- Task to complete:
Extract each line bearing the word "aplicable".
[Start Given records]
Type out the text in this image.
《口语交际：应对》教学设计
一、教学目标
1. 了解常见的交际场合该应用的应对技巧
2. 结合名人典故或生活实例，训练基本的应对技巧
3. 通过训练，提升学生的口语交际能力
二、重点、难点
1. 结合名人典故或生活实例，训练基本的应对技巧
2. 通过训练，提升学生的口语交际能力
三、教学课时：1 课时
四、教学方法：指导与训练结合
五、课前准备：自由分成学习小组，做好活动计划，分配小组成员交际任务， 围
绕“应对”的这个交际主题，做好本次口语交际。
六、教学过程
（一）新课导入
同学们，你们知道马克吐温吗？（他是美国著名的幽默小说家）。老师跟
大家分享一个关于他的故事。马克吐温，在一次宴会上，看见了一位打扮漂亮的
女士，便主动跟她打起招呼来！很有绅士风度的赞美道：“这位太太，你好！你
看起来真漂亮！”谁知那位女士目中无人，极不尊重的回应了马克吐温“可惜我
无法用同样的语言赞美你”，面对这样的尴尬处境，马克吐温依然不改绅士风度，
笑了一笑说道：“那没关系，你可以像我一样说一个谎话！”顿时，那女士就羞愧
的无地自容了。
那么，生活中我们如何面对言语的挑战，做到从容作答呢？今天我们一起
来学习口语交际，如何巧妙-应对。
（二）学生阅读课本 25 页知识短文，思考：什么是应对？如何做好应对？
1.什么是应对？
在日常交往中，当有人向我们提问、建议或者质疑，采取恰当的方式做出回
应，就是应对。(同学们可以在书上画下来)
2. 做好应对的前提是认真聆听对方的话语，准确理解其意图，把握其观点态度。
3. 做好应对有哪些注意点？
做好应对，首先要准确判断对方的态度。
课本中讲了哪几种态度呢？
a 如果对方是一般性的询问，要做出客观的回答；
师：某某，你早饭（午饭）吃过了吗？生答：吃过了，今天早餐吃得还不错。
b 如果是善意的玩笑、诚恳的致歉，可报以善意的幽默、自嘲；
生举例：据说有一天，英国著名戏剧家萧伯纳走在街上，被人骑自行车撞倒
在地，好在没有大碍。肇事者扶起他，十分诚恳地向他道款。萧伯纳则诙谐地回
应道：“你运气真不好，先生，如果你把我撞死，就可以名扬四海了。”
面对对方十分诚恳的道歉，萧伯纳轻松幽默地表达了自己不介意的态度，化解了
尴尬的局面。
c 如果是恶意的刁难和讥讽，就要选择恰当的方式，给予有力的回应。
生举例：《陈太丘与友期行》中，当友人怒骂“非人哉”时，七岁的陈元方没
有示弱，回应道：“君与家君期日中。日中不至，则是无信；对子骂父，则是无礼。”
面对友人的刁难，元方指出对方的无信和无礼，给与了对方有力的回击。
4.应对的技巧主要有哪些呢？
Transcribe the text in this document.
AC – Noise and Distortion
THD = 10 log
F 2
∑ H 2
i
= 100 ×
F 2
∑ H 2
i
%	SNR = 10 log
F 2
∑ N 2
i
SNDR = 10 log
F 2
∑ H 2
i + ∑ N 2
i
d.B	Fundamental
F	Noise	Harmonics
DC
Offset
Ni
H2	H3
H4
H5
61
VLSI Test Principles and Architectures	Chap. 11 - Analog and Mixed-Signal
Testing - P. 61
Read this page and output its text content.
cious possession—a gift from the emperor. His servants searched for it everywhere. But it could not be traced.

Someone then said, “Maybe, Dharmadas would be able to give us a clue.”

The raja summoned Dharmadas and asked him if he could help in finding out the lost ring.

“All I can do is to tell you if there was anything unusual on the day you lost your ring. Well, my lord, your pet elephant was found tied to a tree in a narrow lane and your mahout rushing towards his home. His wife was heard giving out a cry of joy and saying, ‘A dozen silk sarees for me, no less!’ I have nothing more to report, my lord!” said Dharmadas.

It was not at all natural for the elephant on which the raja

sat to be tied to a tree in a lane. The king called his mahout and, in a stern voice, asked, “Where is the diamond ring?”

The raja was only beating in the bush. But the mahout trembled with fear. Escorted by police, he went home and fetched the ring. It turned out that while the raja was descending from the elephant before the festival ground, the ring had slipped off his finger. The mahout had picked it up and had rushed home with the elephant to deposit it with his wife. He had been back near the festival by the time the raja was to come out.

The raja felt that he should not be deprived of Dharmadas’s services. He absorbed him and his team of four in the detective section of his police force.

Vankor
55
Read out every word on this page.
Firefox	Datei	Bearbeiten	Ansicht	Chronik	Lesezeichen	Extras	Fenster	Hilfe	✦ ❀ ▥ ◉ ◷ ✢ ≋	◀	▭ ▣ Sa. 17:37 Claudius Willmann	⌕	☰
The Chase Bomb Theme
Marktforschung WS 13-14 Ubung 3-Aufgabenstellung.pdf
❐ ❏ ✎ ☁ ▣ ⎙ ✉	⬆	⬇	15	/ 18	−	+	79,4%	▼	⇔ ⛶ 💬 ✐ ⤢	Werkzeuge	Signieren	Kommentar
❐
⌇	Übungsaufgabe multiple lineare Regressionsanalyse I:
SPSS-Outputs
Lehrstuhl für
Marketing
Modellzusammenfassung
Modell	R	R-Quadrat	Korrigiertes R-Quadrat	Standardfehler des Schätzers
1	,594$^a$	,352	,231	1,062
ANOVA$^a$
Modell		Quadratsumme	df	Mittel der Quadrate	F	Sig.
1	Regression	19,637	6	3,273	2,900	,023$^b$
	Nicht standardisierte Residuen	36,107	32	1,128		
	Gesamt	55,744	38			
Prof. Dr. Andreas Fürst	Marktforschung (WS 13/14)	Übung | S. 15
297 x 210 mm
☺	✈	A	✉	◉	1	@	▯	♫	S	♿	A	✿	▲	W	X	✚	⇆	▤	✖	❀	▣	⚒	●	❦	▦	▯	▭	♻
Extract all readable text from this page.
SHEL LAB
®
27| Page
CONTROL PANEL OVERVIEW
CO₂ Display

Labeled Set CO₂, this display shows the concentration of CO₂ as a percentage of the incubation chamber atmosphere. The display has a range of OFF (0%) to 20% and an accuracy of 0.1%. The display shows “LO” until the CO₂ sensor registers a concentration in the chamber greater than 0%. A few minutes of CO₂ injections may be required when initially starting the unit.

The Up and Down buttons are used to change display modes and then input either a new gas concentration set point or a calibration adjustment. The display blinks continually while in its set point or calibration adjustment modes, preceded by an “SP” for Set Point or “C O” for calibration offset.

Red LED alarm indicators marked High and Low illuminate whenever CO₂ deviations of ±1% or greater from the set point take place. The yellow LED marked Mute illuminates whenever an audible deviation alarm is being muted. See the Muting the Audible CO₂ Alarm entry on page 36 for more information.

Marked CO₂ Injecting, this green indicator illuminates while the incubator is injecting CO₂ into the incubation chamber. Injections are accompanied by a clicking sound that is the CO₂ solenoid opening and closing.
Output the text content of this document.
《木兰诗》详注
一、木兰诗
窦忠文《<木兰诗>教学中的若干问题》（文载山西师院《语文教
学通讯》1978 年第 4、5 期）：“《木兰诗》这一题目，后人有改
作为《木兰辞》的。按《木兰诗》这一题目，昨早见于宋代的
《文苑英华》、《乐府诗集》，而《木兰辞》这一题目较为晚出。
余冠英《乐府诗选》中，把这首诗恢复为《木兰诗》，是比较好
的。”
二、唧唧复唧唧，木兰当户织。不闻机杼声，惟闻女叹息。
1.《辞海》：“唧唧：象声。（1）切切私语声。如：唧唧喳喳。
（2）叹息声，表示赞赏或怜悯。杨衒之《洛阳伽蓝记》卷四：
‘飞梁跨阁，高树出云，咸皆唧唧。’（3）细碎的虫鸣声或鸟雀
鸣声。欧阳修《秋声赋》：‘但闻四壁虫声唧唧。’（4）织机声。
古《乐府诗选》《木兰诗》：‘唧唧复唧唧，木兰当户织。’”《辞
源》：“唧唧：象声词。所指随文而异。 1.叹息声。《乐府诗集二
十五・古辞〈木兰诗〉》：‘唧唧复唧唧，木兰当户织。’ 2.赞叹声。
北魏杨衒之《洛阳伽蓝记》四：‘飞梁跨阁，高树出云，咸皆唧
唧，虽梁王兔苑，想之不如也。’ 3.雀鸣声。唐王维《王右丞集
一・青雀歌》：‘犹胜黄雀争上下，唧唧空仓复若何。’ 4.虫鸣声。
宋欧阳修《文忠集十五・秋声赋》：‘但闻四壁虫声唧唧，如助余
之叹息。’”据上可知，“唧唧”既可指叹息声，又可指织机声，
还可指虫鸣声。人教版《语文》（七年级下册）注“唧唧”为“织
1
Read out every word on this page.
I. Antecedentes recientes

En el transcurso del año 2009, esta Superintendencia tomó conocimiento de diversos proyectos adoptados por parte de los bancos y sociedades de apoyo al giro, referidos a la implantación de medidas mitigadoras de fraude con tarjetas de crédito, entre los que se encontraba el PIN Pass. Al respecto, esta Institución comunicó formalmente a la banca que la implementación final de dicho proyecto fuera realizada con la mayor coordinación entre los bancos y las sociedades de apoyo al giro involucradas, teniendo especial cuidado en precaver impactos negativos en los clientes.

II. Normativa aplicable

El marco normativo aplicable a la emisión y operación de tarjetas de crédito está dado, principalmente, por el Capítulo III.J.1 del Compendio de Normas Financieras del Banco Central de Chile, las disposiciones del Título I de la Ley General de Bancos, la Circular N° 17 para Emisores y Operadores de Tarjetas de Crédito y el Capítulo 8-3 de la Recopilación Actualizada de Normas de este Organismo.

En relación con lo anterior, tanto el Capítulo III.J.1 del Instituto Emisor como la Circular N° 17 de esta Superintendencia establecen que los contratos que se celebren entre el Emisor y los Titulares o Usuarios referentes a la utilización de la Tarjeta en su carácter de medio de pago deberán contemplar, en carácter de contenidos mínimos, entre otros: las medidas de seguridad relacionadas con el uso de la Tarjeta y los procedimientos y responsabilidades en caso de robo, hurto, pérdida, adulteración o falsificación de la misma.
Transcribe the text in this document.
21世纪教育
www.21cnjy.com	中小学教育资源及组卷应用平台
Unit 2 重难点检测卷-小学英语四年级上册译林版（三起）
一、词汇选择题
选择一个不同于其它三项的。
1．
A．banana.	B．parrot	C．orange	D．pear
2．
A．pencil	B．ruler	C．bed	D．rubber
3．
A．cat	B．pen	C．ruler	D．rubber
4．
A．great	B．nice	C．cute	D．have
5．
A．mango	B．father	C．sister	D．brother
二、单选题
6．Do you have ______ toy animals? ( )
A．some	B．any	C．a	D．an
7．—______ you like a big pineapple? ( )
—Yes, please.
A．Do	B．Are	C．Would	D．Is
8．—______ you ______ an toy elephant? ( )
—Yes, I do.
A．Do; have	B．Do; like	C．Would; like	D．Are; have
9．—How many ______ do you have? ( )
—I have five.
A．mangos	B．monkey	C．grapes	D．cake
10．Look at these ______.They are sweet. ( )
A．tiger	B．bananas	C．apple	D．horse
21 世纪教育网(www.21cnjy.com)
[End Given records]
- Final answer:
II. Normativa aplicable
El marco normativo aplicable a la emisión y operación de tarjetas de crédito está dado, principalmente, por el Capítulo III.J.1 del Compendio de Normas Financieras del Banco Central de Chile, las disposiciones del Título I de la Ley General de Bancos, la Circular N° 17 para Emisores y Operadores de Tarjetas de Crédito y el Capítulo 8-3 de la Recopilación Actualizada de Normas de este Organismo.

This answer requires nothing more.